◆ What the exercise asks
Determine how many lines include the word "Familie", then give that number and nothing more.

◆ Supplied information
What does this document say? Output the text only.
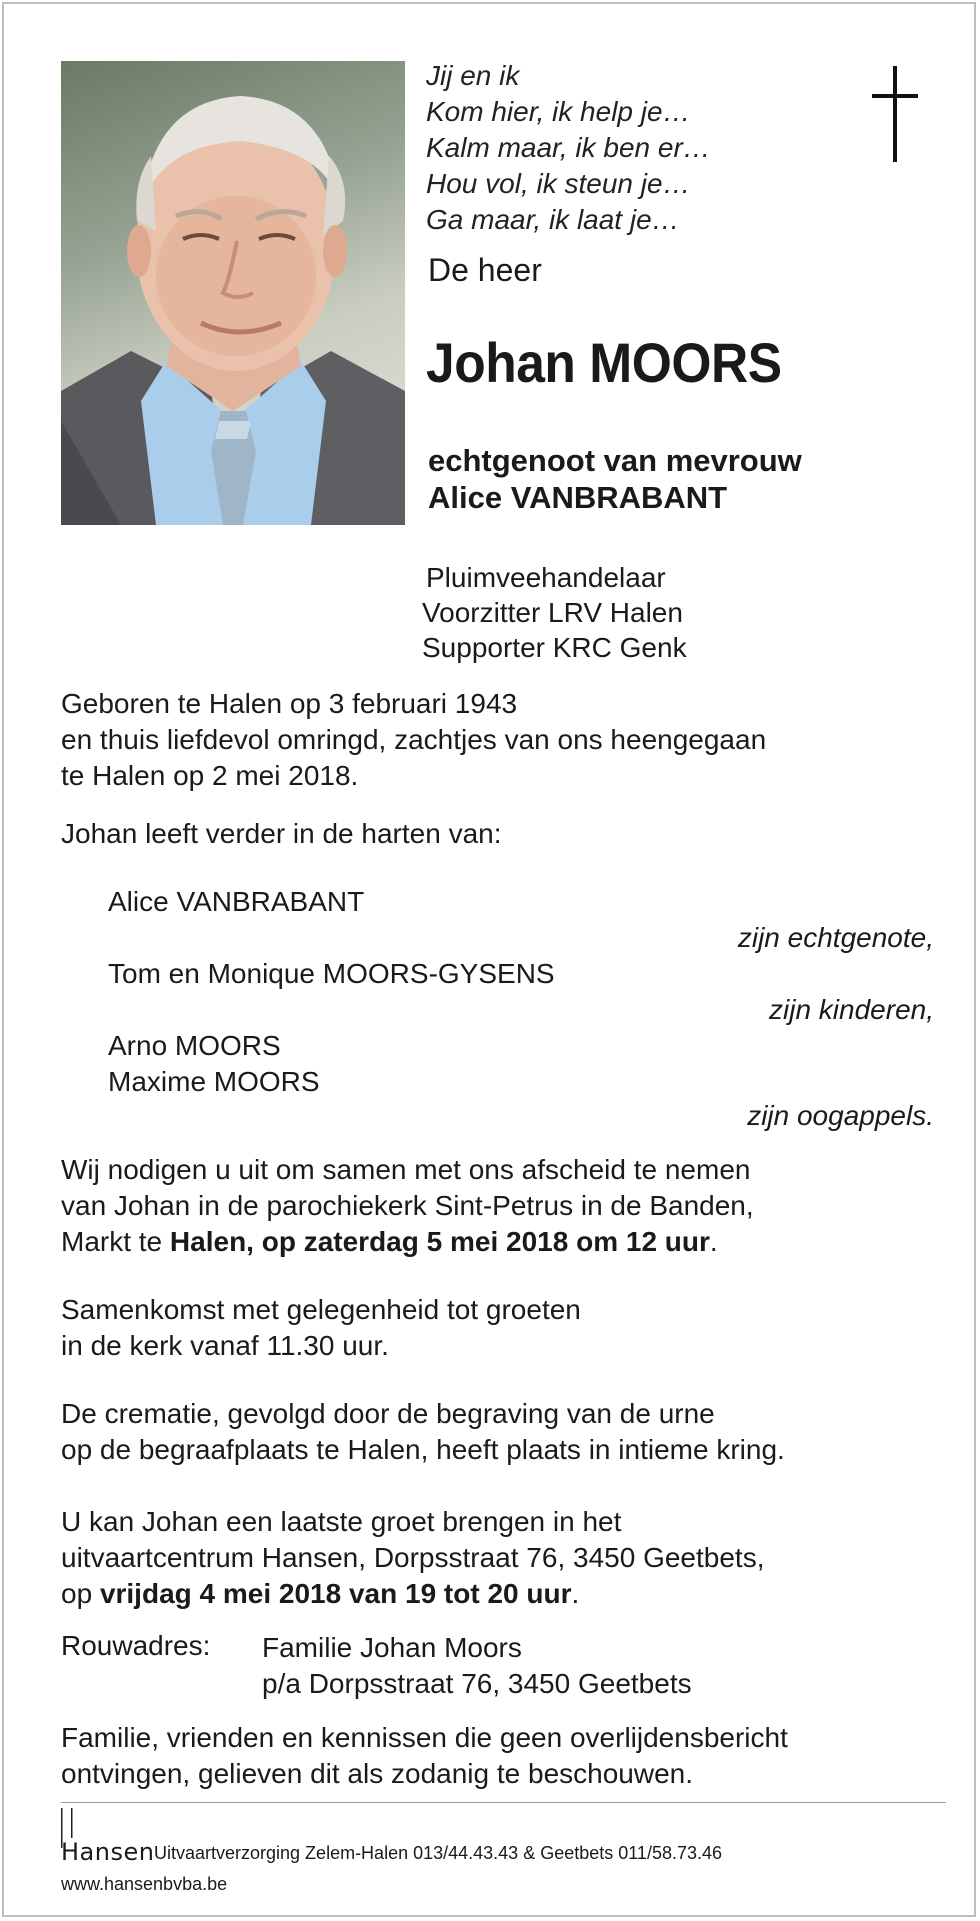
Jij en ik
Kom hier, ik help je…
Kalm maar, ik ben er…
Hou vol, ik steun je…
Ga maar, ik laat je…
De heer
Johan MOORS
echtgenoot van mevrouw
Alice VANBRABANT
Pluimveehandelaar
Voorzitter LRV Halen
Supporter KRC Genk
Geboren te Halen op 3 februari 1943
en thuis liefdevol omringd, zachtjes van ons heengegaan
te Halen op 2 mei 2018.
Johan leeft verder in de harten van:
Alice VANBRABANT
zijn echtgenote,
Tom en Monique MOORS-GYSENS
zijn kinderen,
Arno MOORS
Maxime MOORS
zijn oogappels.
Wij nodigen u uit om samen met ons afscheid te nemen
van Johan in de parochiekerk Sint-Petrus in de Banden,
Markt te Halen, op zaterdag 5 mei 2018 om 12 uur.
Samenkomst met gelegenheid tot groeten
in de kerk vanaf 11.30 uur.
De crematie, gevolgd door de begraving van de urne
op de begraafplaats te Halen, heeft plaats in intieme kring.
U kan Johan een laatste groet brengen in het
uitvaartcentrum Hansen, Dorpsstraat 76, 3450 Geetbets,
op vrijdag 4 mei 2018 van 19 tot 20 uur.
Rouwadres: Familie Johan Moors
p/a Dorpsstraat 76, 3450 Geetbets
Familie, vrienden en kennissen die geen overlijdensbericht
ontvingen, gelieven dit als zodanig te beschouwen.
Hansen Uitvaartverzorging Zelem-Halen 013/44.43.43 & Geetbets 011/58.73.46
www.hansenbvba.be
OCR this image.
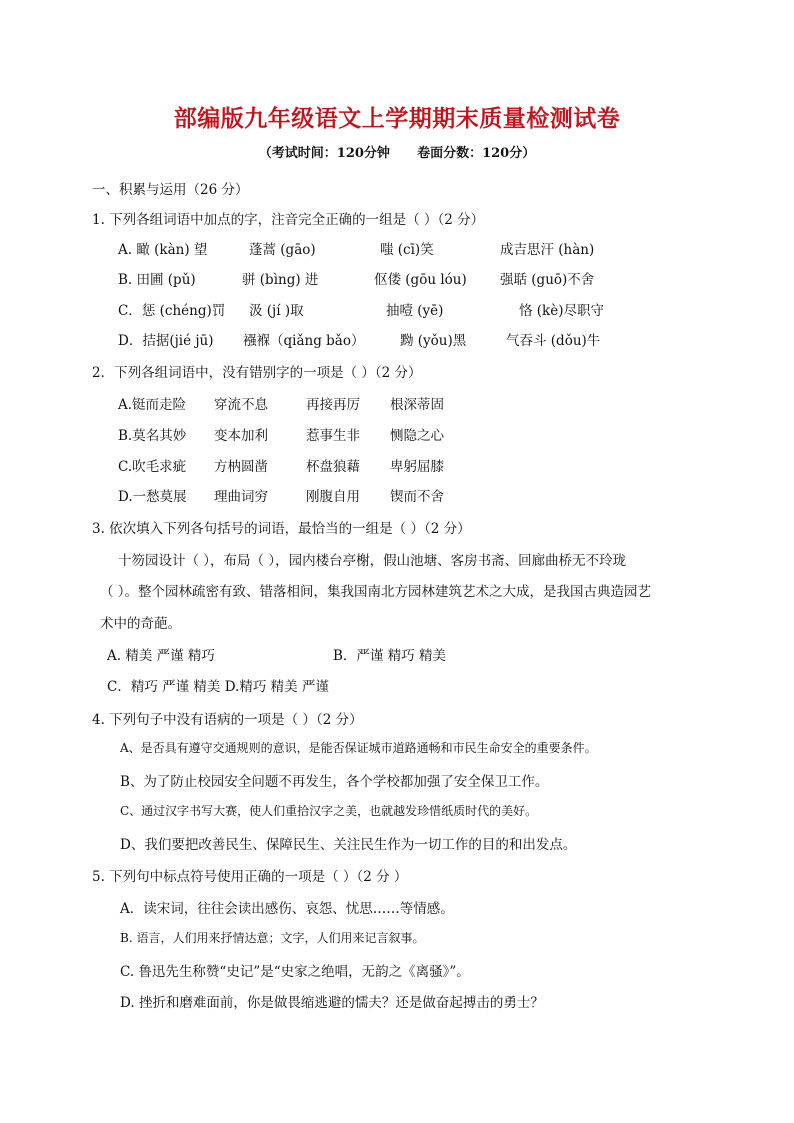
部编版九年级语文上学期期末质量检测试卷
（考试时间：120分钟      卷面分数：120分）
一、积累与运用（26 分）
1. 下列各组词语中加点的字，注音完全正确的一组是（ ）（2 分）
A. 瞰 (kàn) 望	蓬蒿 (gāo)	嗤 (cī)笑	成吉思汗 (hàn)
B. 田圃 (pǔ)	骈 (bìng) 进	伛偻 (gōu lóu) 强聒 (guō)不舍
C．惩 (chéng)罚 汲 (jí )取	抽噎 (yē)	恪 (kè)尽职守
D．拮据(jié jū) 襁褓（qiǎng bǎo）	黝 (yǒu)黑	气吞斗 (dǒu)牛
2．下列各组词语中，没有错别字的一项是（ ）（2 分）
A.铤而走险 穿流不息	再接再厉 根深蒂固
B.莫名其妙 变本加利	惹事生非 恻隐之心
C.吹毛求疵 方枘圆凿	杯盘狼藉 卑躬屈膝
D.一愁莫展 理曲词穷	刚腹自用 锲而不舍
3. 依次填入下列各句括号的词语，最恰当的一组是（ ）（2 分）
十笏园设计（ ），布局（ ），园内楼台亭榭，假山池塘、客房书斋、回廊曲桥无不玲珑
（ ）。整个园林疏密有致、错落相间，集我国南北方园林建筑艺术之大成，是我国古典造园艺
术中的奇葩。
A. 精美 严谨 精巧	B．严谨 精巧 精美
C．精巧 严谨 精美 D.精巧 精美 严谨
4. 下列句子中没有语病的一项是（ ）（2 分）
A、是否具有遵守交通规则的意识，是能否保证城市道路通畅和市民生命安全的重要条件。
B、为了防止校园安全问题不再发生，各个学校都加强了安全保卫工作。
C、通过汉字书写大赛，使人们重拾汉字之美，也就越发珍惜纸质时代的美好。
D、我们要把改善民生、保障民生、关注民生作为一切工作的目的和出发点。
5. 下列句中标点符号使用正确的一项是（ ）（2 分 ）
A．读宋词，往往会读出感伤、哀怨、忧思……等情感。
B. 语言，人们用来抒情达意；文字，人们用来记言叙事。
C. 鲁迅先生称赞“史记”是“史家之绝唱，无韵之《离骚》”。
D. 挫折和磨难面前，你是做畏缩逃避的懦夫？还是做奋起搏击的勇士？
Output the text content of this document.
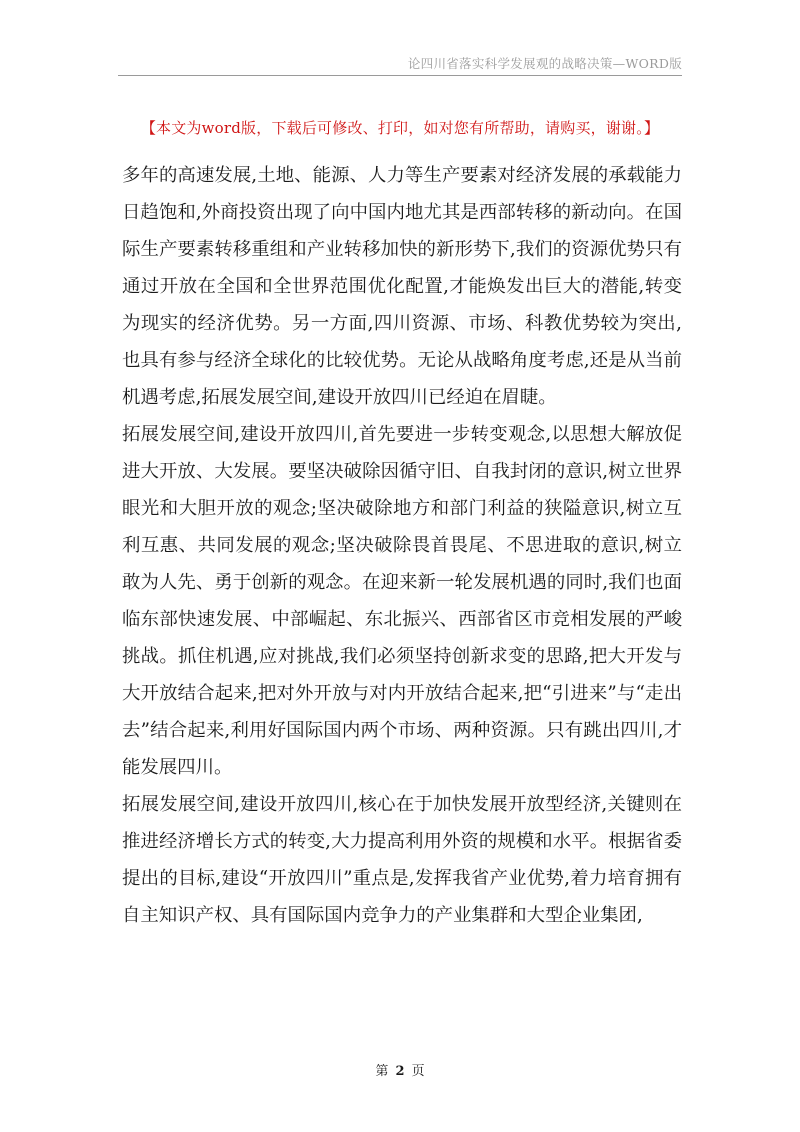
论四川省落实科学发展观的战略决策—WORD版
【本文为word版，下载后可修改、打印，如对您有所帮助，请购买，谢谢。】

多年的高速发展,土地、能源、人力等生产要素对经济发展的承载能力日趋饱和,外商投资出现了向中国内地尤其是西部转移的新动向。在国际生产要素转移重组和产业转移加快的新形势下,我们的资源优势只有通过开放在全国和全世界范围优化配置,才能焕发出巨大的潜能,转变为现实的经济优势。另一方面,四川资源、市场、科教优势较为突出,也具有参与经济全球化的比较优势。无论从战略角度考虑,还是从当前机遇考虑,拓展发展空间,建设开放四川已经迫在眉睫。

拓展发展空间,建设开放四川,首先要进一步转变观念,以思想大解放促进大开放、大发展。要坚决破除因循守旧、自我封闭的意识,树立世界眼光和大胆开放的观念;坚决破除地方和部门利益的狭隘意识,树立互利互惠、共同发展的观念;坚决破除畏首畏尾、不思进取的意识,树立敢为人先、勇于创新的观念。在迎来新一轮发展机遇的同时,我们也面临东部快速发展、中部崛起、东北振兴、西部省区市竞相发展的严峻挑战。抓住机遇,应对挑战,我们必须坚持创新求变的思路,把大开发与大开放结合起来,把对外开放与对内开放结合起来,把“引进来”与“走出去”结合起来,利用好国际国内两个市场、两种资源。只有跳出四川,才能发展四川。

拓展发展空间,建设开放四川,核心在于加快发展开放型经济,关键则在推进经济增长方式的转变,大力提高利用外资的规模和水平。根据省委提出的目标,建设“开放四川”重点是,发挥我省产业优势,着力培育拥有自主知识产权、具有国际国内竞争力的产业集群和大型企业集团,

第 2 页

◆ Reply to the task
2